_OBJECTIVE_
Return the listing word for word, as given.

··· GIVEN ENTRIES ···

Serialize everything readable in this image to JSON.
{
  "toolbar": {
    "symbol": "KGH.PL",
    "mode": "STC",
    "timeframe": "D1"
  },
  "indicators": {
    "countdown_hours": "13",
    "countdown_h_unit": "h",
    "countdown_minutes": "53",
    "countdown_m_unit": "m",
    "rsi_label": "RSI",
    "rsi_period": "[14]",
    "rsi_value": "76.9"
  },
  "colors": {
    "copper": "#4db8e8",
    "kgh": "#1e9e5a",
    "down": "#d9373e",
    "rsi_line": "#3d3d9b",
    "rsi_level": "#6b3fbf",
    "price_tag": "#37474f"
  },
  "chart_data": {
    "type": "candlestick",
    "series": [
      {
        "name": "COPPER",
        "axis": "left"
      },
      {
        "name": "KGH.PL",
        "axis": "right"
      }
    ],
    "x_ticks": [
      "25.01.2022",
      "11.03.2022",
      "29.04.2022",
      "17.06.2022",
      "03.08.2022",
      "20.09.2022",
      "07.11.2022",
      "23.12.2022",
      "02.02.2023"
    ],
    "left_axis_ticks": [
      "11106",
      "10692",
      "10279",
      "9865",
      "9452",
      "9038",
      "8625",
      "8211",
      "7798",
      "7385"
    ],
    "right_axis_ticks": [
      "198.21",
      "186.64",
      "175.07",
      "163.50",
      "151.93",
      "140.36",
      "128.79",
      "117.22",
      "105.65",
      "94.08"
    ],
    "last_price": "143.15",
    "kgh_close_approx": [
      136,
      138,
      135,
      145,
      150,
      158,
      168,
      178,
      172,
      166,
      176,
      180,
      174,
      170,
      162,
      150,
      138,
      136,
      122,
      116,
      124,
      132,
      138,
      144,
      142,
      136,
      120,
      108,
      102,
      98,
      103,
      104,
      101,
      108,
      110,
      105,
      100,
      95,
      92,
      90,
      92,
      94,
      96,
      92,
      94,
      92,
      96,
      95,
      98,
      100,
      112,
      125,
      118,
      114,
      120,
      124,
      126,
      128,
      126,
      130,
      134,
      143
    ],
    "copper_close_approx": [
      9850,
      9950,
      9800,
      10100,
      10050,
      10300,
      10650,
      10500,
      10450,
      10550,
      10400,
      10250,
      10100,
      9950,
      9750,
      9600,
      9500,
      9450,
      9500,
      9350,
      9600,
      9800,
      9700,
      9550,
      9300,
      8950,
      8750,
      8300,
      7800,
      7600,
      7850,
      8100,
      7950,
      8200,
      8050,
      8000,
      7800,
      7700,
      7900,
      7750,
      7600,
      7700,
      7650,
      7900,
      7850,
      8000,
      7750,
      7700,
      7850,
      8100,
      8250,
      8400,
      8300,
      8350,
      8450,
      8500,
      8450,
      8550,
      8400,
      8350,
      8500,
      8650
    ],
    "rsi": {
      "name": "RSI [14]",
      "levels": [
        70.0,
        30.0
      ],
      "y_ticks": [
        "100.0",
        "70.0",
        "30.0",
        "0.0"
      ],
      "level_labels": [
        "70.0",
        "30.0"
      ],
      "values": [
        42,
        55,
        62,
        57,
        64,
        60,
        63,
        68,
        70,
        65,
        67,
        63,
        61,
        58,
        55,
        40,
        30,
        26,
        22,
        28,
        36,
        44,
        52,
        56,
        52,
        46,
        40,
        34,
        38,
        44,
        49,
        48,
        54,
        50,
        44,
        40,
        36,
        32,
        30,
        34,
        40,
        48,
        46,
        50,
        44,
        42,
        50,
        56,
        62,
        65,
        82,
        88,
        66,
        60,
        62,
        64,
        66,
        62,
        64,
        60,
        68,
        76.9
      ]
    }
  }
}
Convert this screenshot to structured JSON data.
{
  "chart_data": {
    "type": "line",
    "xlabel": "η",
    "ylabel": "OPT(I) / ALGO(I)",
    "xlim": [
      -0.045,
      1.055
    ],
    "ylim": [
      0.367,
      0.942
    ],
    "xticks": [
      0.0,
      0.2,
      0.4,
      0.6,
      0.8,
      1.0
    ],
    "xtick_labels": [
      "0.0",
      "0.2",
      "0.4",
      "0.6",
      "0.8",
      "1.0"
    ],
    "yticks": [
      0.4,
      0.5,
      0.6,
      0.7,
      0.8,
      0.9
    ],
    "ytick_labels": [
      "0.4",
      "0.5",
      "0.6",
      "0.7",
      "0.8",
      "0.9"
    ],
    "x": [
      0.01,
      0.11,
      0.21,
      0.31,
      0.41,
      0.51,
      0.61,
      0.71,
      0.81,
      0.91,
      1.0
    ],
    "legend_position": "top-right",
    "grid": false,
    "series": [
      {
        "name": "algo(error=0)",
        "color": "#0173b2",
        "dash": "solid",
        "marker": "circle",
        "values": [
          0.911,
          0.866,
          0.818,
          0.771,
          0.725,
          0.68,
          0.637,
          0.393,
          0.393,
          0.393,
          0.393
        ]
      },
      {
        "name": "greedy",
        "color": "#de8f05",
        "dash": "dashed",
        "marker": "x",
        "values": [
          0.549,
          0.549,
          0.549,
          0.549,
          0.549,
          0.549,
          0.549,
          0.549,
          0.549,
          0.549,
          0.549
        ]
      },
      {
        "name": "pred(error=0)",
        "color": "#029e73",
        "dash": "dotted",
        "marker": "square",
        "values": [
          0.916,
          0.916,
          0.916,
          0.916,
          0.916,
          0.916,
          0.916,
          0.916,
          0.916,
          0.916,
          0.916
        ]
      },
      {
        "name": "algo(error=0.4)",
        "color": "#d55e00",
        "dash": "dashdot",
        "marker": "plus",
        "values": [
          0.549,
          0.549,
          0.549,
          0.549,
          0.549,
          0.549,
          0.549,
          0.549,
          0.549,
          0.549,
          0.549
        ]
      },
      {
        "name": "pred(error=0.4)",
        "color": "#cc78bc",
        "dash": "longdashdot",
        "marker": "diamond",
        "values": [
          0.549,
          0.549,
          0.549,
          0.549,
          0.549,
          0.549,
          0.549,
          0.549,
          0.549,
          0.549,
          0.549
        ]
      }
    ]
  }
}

···

_TASK RESPONSE_
Serialize everything readable in this image to JSON.
{
  "toolbar": {
    "symbol": "KGH.PL",
    "mode": "STC",
    "timeframe": "D1"
  },
  "indicators": {
    "countdown_hours": "13",
    "countdown_h_unit": "h",
    "countdown_minutes": "53",
    "countdown_m_unit": "m",
    "rsi_label": "RSI",
    "rsi_period": "[14]",
    "rsi_value": "76.9"
  },
  "colors": {
    "copper": "#4db8e8",
    "kgh": "#1e9e5a",
    "down": "#d9373e",
    "rsi_line": "#3d3d9b",
    "rsi_level": "#6b3fbf",
    "price_tag": "#37474f"
  },
  "chart_data": {
    "type": "candlestick",
    "series": [
      {
        "name": "COPPER",
        "axis": "left"
      },
      {
        "name": "KGH.PL",
        "axis": "right"
      }
    ],
    "x_ticks": [
      "25.01.2022",
      "11.03.2022",
      "29.04.2022",
      "17.06.2022",
      "03.08.2022",
      "20.09.2022",
      "07.11.2022",
      "23.12.2022",
      "02.02.2023"
    ],
    "left_axis_ticks": [
      "11106",
      "10692",
      "10279",
      "9865",
      "9452",
      "9038",
      "8625",
      "8211",
      "7798",
      "7385"
    ],
    "right_axis_ticks": [
      "198.21",
      "186.64",
      "175.07",
      "163.50",
      "151.93",
      "140.36",
      "128.79",
      "117.22",
      "105.65",
      "94.08"
    ],
    "last_price": "143.15",
    "kgh_close_approx": [
      136,
      138,
      135,
      145,
      150,
      158,
      168,
      178,
      172,
      166,
      176,
      180,
      174,
      170,
      162,
      150,
      138,
      136,
      122,
      116,
      124,
      132,
      138,
      144,
      142,
      136,
      120,
      108,
      102,
      98,
      103,
      104,
      101,
      108,
      110,
      105,
      100,
      95,
      92,
      90,
      92,
      94,
      96,
      92,
      94,
      92,
      96,
      95,
      98,
      100,
      112,
      125,
      118,
      114,
      120,
      124,
      126,
      128,
      126,
      130,
      134,
      143
    ],
    "copper_close_approx": [
      9850,
      9950,
      9800,
      10100,
      10050,
      10300,
      10650,
      10500,
      10450,
      10550,
      10400,
      10250,
      10100,
      9950,
      9750,
      9600,
      9500,
      9450,
      9500,
      9350,
      9600,
      9800,
      9700,
      9550,
      9300,
      8950,
      8750,
      8300,
      7800,
      7600,
      7850,
      8100,
      7950,
      8200,
      8050,
      8000,
      7800,
      7700,
      7900,
      7750,
      7600,
      7700,
      7650,
      7900,
      7850,
      8000,
      7750,
      7700,
      7850,
      8100,
      8250,
      8400,
      8300,
      8350,
      8450,
      8500,
      8450,
      8550,
      8400,
      8350,
      8500,
      8650
    ],
    "rsi": {
      "name": "RSI [14]",
      "levels": [
        70.0,
        30.0
      ],
      "y_ticks": [
        "100.0",
        "70.0",
        "30.0",
        "0.0"
      ],
      "level_labels": [
        "70.0",
        "30.0"
      ],
      "values": [
        42,
        55,
        62,
        57,
        64,
        60,
        63,
        68,
        70,
        65,
        67,
        63,
        61,
        58,
        55,
        40,
        30,
        26,
        22,
        28,
        36,
        44,
        52,
        56,
        52,
        46,
        40,
        34,
        38,
        44,
        49,
        48,
        54,
        50,
        44,
        40,
        36,
        32,
        30,
        34,
        40,
        48,
        46,
        50,
        44,
        42,
        50,
        56,
        62,
        65,
        82,
        88,
        66,
        60,
        62,
        64,
        66,
        62,
        64,
        60,
        68,
        76.9
      ]
    }
  }
}
Convert this screenshot to structured JSON data.
{
  "chart_data": {
    "type": "line",
    "xlabel": "η",
    "ylabel": "OPT(I) / ALGO(I)",
    "xlim": [
      -0.045,
      1.055
    ],
    "ylim": [
      0.367,
      0.942
    ],
    "xticks": [
      0.0,
      0.2,
      0.4,
      0.6,
      0.8,
      1.0
    ],
    "xtick_labels": [
      "0.0",
      "0.2",
      "0.4",
      "0.6",
      "0.8",
      "1.0"
    ],
    "yticks": [
      0.4,
      0.5,
      0.6,
      0.7,
      0.8,
      0.9
    ],
    "ytick_labels": [
      "0.4",
      "0.5",
      "0.6",
      "0.7",
      "0.8",
      "0.9"
    ],
    "x": [
      0.01,
      0.11,
      0.21,
      0.31,
      0.41,
      0.51,
      0.61,
      0.71,
      0.81,
      0.91,
      1.0
    ],
    "legend_position": "top-right",
    "grid": false,
    "series": [
      {
        "name": "algo(error=0)",
        "color": "#0173b2",
        "dash": "solid",
        "marker": "circle",
        "values": [
          0.911,
          0.866,
          0.818,
          0.771,
          0.725,
          0.68,
          0.637,
          0.393,
          0.393,
          0.393,
          0.393
        ]
      },
      {
        "name": "greedy",
        "color": "#de8f05",
        "dash": "dashed",
        "marker": "x",
        "values": [
          0.549,
          0.549,
          0.549,
          0.549,
          0.549,
          0.549,
          0.549,
          0.549,
          0.549,
          0.549,
          0.549
        ]
      },
      {
        "name": "pred(error=0)",
        "color": "#029e73",
        "dash": "dotted",
        "marker": "square",
        "values": [
          0.916,
          0.916,
          0.916,
          0.916,
          0.916,
          0.916,
          0.916,
          0.916,
          0.916,
          0.916,
          0.916
        ]
      },
      {
        "name": "algo(error=0.4)",
        "color": "#d55e00",
        "dash": "dashdot",
        "marker": "plus",
        "values": [
          0.549,
          0.549,
          0.549,
          0.549,
          0.549,
          0.549,
          0.549,
          0.549,
          0.549,
          0.549,
          0.549
        ]
      },
      {
        "name": "pred(error=0.4)",
        "color": "#cc78bc",
        "dash": "longdashdot",
        "marker": "diamond",
        "values": [
          0.549,
          0.549,
          0.549,
          0.549,
          0.549,
          0.549,
          0.549,
          0.549,
          0.549,
          0.549,
          0.549
        ]
      }
    ]
  }
}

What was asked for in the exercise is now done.